=== Task goal ===
In the data below, locate each line with the word "harmful" and list it.

Data rows start

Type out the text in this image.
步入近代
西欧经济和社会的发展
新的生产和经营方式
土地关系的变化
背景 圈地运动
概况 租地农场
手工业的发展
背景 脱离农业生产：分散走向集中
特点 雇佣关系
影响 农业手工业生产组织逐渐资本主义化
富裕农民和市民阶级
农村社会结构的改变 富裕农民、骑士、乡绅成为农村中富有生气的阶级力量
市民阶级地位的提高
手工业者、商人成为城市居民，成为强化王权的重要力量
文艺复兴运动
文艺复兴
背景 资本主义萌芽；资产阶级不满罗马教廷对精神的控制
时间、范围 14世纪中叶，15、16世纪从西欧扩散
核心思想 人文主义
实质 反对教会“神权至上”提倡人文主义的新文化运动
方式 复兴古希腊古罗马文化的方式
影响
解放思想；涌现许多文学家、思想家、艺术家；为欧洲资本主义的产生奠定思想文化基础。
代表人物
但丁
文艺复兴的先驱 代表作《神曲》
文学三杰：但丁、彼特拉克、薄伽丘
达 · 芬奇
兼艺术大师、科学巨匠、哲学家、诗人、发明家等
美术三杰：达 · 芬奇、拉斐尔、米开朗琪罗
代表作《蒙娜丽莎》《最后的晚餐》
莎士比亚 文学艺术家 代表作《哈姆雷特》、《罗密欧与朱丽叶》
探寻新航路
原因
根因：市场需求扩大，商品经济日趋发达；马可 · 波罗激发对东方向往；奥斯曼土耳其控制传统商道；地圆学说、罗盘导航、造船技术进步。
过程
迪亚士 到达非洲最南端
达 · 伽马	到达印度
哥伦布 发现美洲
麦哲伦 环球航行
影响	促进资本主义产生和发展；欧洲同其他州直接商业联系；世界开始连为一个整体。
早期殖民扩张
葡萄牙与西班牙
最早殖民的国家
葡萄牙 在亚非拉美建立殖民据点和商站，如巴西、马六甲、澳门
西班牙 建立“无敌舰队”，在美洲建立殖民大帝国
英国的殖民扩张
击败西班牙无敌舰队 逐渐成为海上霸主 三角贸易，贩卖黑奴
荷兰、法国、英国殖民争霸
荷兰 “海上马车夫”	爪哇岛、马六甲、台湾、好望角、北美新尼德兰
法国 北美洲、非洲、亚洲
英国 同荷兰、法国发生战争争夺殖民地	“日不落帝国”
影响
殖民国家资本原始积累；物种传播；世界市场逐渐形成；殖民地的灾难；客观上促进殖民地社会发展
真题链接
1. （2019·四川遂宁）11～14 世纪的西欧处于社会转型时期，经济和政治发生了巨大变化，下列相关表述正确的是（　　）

Data rows end
Data rows start

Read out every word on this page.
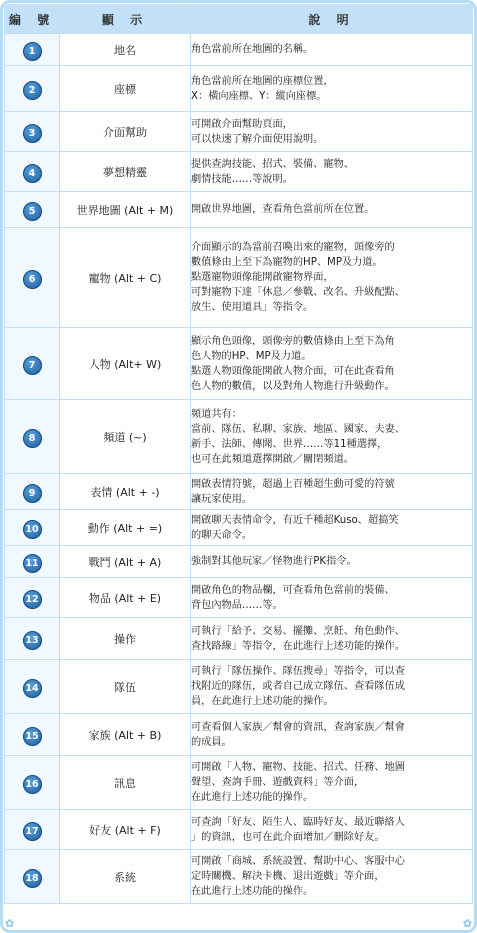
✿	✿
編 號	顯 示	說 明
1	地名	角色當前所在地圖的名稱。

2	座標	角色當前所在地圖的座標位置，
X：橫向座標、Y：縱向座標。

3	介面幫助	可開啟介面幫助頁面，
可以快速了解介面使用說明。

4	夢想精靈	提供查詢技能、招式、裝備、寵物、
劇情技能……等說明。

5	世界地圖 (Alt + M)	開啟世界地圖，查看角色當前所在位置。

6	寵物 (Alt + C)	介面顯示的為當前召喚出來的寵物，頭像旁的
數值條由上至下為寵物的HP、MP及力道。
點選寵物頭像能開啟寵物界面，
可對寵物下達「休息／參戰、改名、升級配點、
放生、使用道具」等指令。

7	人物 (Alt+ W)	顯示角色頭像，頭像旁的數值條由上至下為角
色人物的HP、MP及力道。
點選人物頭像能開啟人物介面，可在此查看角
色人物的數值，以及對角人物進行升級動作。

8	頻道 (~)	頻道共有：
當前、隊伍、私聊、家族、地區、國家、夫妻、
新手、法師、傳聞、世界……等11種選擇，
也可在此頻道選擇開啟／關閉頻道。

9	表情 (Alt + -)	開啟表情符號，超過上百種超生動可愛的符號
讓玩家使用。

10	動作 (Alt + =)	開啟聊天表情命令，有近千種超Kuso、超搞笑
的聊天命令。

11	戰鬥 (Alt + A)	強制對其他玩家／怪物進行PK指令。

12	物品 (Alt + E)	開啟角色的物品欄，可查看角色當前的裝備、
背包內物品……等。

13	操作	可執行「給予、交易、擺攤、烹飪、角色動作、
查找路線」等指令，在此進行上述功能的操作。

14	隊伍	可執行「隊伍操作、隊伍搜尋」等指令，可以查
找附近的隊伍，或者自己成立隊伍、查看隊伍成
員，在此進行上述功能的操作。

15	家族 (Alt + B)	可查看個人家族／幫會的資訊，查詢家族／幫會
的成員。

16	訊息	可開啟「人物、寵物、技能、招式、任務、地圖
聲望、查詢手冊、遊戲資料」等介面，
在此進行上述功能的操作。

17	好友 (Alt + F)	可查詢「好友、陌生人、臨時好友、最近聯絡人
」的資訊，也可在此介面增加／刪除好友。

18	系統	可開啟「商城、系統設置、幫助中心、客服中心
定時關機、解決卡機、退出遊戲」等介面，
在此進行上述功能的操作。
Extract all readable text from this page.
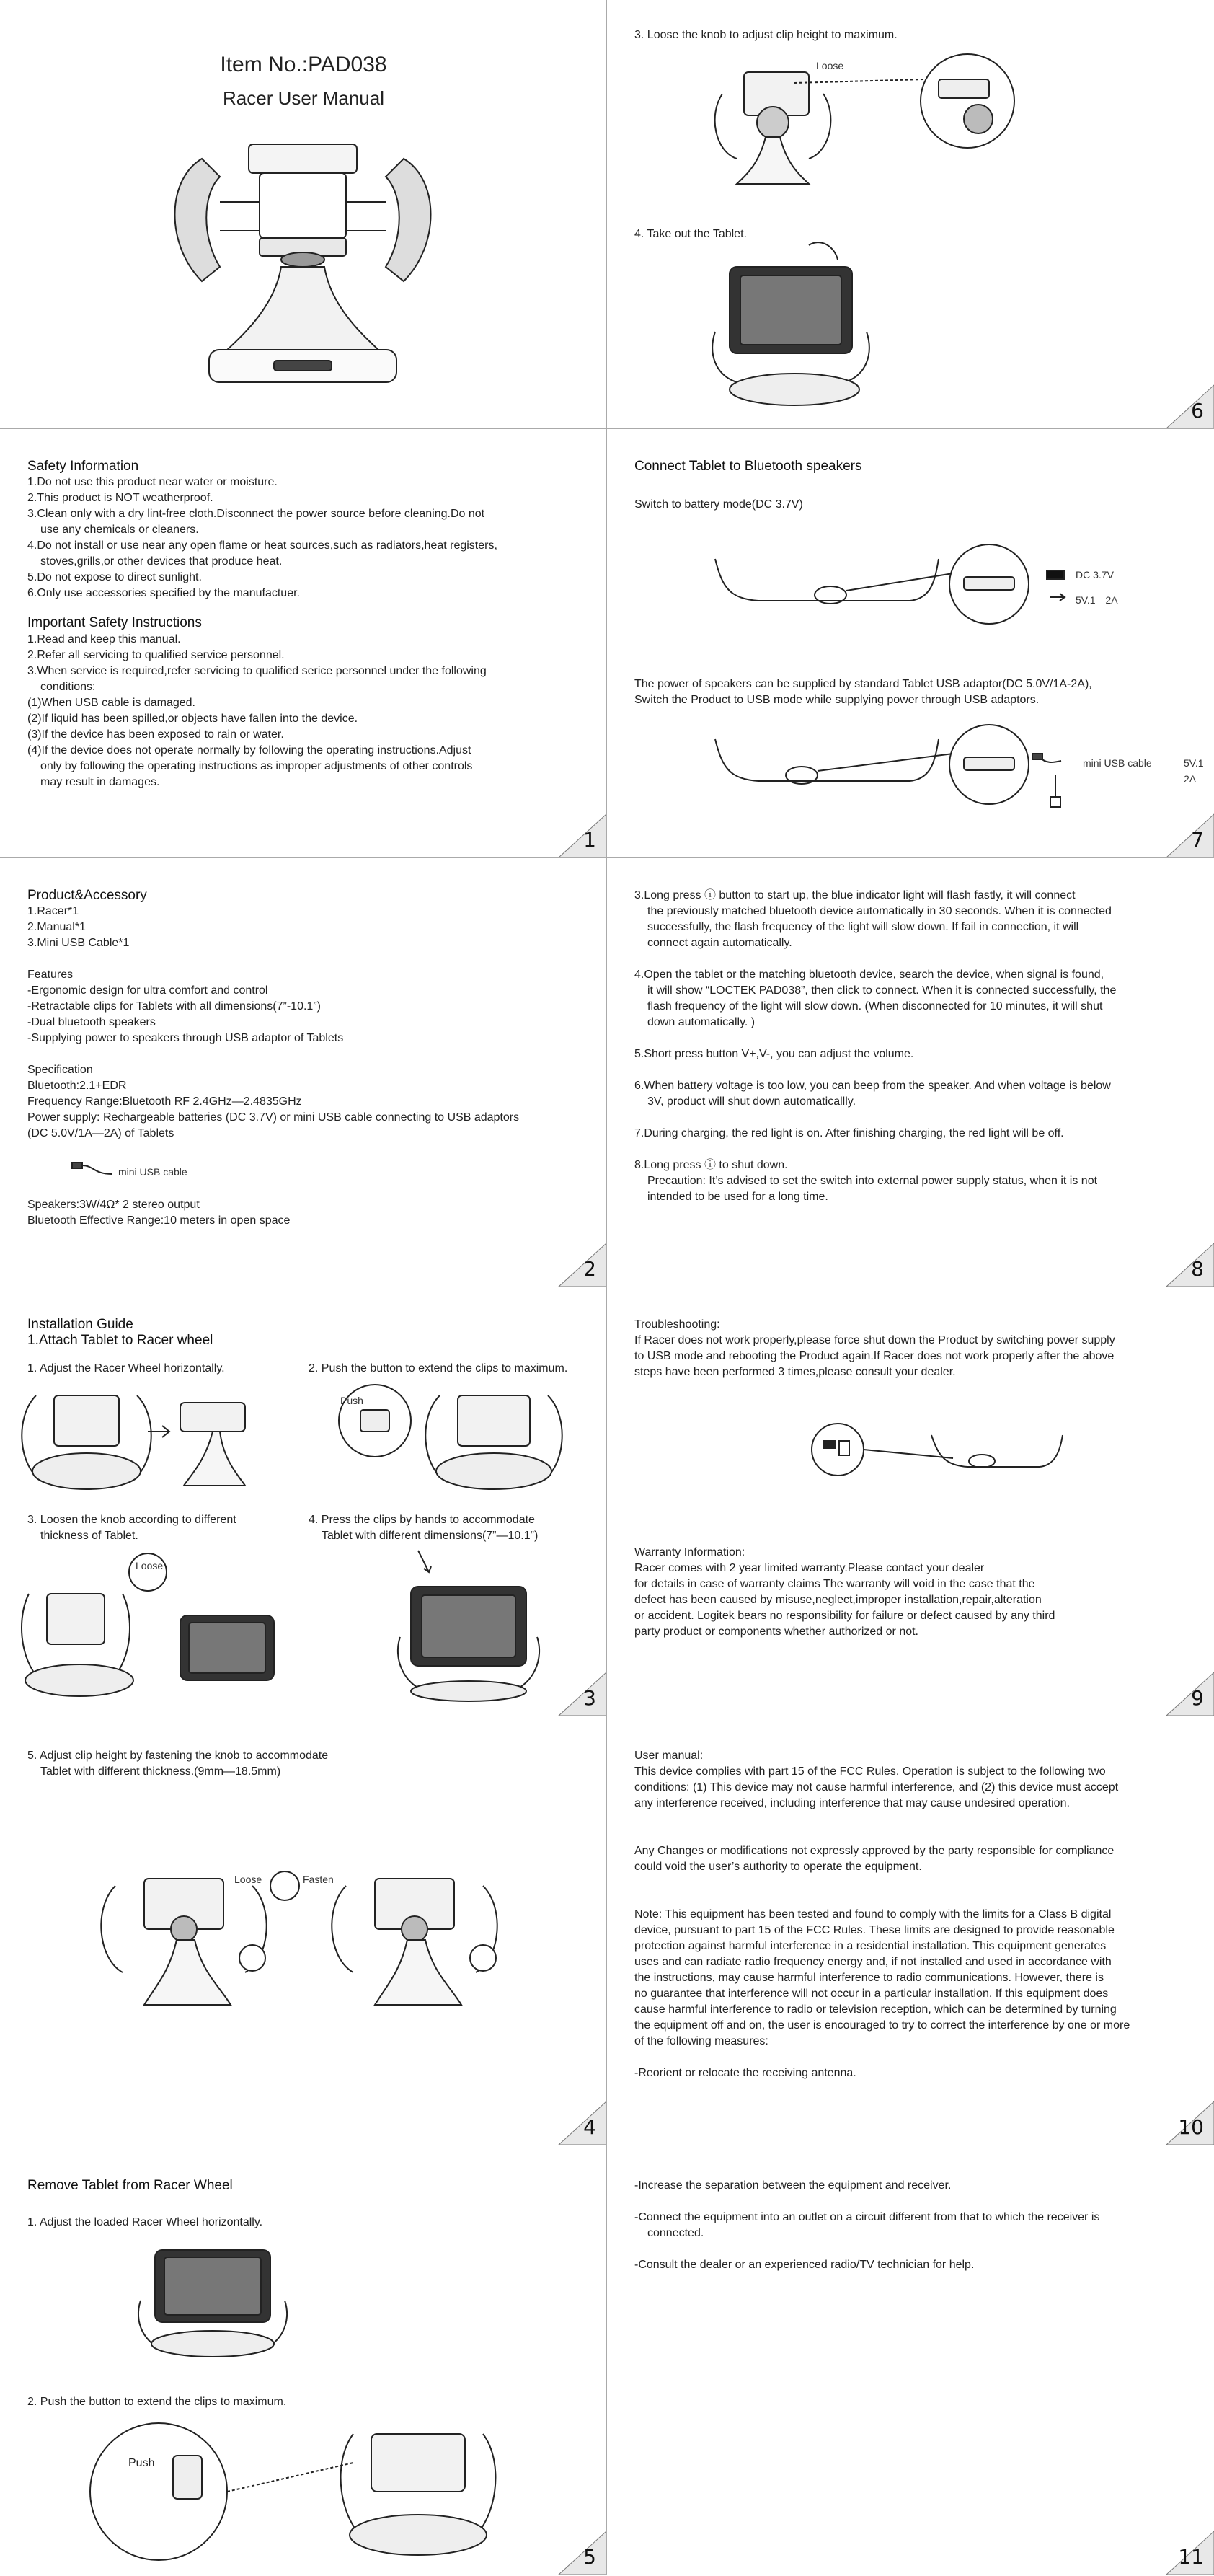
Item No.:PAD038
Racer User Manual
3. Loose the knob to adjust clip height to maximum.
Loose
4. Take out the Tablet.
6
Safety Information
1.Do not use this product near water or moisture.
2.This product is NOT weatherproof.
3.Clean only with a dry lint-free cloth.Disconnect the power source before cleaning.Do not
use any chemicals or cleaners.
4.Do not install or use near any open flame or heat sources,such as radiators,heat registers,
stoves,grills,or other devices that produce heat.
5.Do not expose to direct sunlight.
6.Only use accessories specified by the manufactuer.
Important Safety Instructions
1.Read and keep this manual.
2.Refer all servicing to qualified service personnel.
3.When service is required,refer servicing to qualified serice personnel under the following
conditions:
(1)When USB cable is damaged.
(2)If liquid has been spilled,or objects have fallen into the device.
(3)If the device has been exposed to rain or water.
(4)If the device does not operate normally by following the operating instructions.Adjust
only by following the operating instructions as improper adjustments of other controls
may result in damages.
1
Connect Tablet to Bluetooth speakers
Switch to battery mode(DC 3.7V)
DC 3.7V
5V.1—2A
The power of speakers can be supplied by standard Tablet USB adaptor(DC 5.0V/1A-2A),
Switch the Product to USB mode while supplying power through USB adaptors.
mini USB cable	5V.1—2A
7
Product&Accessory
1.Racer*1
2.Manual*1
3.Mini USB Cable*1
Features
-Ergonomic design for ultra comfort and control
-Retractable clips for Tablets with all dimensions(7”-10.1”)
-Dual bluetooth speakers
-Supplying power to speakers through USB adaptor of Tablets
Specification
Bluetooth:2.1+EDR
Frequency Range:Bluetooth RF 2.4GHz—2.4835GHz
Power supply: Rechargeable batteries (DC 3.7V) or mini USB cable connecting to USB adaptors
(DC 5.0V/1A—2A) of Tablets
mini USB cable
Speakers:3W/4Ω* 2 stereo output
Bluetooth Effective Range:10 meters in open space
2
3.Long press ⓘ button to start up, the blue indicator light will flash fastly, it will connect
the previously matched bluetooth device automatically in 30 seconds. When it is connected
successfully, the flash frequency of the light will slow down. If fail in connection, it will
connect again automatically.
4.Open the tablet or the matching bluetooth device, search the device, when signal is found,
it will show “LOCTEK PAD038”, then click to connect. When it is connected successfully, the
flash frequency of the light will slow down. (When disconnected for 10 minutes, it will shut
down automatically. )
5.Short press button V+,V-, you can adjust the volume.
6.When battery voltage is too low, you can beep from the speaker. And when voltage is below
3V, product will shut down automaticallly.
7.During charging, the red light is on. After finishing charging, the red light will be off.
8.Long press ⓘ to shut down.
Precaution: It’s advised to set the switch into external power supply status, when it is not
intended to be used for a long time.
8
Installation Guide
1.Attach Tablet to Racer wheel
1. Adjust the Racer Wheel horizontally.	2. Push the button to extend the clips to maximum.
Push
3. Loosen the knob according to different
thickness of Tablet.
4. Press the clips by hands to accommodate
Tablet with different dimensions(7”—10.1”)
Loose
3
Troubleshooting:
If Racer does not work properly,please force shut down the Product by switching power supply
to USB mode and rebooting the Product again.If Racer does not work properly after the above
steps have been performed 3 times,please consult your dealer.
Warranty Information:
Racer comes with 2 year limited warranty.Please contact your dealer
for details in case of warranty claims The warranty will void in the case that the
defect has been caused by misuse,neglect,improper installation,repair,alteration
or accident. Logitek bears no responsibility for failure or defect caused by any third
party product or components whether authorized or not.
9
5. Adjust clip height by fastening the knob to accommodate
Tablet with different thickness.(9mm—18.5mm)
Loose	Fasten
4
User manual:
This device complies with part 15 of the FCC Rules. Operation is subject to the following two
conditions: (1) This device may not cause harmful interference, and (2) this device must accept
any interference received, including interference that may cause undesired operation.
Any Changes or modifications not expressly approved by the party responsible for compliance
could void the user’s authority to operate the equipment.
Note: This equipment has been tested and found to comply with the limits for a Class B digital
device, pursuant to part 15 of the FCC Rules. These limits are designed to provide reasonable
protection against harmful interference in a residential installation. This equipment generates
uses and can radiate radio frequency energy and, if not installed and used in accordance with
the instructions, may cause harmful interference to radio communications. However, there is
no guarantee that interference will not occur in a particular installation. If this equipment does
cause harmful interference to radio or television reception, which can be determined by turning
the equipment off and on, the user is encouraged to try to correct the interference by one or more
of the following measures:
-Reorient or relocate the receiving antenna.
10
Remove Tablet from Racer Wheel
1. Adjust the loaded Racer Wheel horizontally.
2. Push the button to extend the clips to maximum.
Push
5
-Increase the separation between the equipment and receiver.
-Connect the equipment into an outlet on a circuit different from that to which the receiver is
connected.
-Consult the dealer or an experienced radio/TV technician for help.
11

Data rows end
Data rows start

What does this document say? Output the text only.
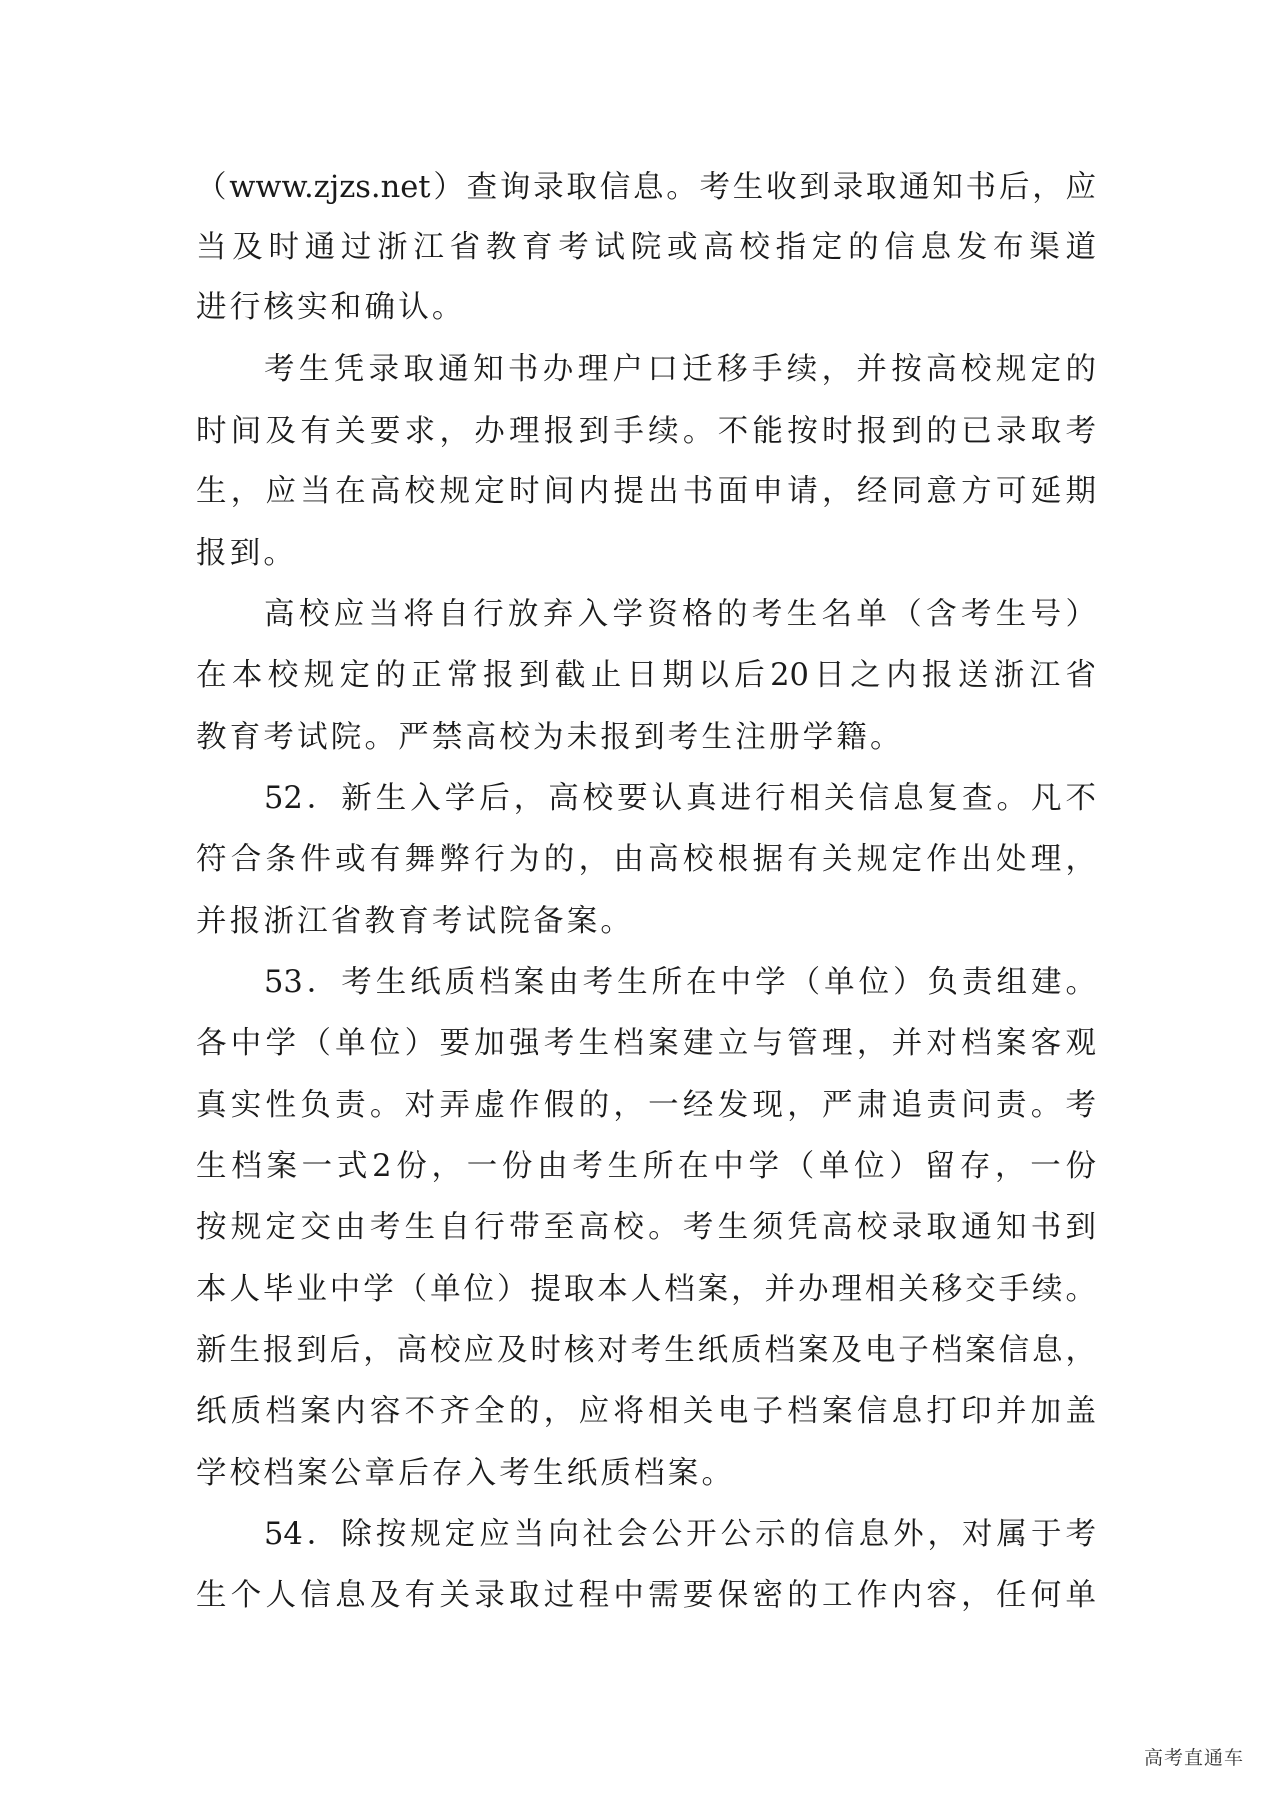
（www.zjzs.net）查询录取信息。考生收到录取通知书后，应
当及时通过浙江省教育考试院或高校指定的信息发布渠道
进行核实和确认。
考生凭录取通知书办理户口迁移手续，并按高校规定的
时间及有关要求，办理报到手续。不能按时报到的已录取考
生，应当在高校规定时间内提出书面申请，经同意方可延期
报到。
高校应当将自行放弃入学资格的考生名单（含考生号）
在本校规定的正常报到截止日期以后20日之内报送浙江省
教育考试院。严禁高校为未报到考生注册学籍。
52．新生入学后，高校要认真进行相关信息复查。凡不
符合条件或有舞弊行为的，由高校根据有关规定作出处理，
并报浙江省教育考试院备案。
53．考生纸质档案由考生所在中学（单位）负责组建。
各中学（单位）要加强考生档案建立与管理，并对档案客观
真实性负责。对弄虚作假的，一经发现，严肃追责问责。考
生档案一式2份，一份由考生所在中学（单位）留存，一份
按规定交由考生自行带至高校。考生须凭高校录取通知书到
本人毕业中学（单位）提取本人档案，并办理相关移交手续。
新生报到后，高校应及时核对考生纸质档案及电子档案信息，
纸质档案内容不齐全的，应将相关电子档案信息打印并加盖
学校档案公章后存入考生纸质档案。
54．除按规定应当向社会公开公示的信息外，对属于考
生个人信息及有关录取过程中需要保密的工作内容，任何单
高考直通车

Data rows end

=== Task answer ===
conditions: (1) This device may not cause harmful interference, and (2) this device must accept
protection against harmful interference in a residential installation. This equipment generates
the instructions, may cause harmful interference to radio communications. However, there is
cause harmful interference to radio or television reception, which can be determined by turning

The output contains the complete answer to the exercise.